Record set:
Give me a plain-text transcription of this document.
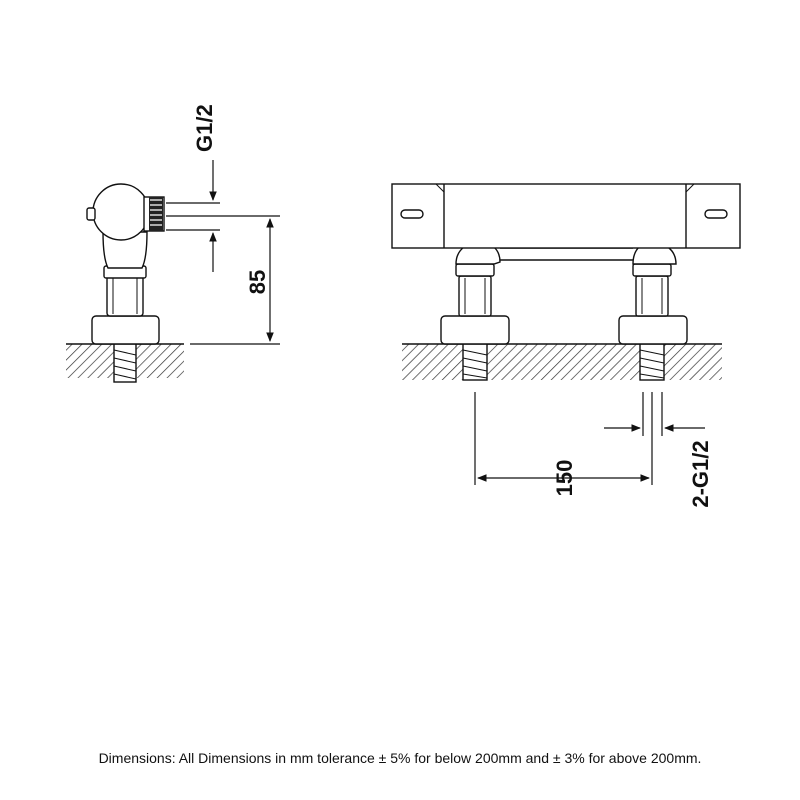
G1/2
85
150	2-G1/2
Dimensions: All Dimensions in mm tolerance ± 5% for below 200mm and ± 3% for above 200mm.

Task directions: Leave out the pictures and retype every line above exactly.

Output of the exercise:
Give me a plain-text transcription of this document.
G1/2
85
150	2-G1/2
Dimensions: All Dimensions in mm tolerance ± 5% for below 200mm and ± 3% for above 200mm.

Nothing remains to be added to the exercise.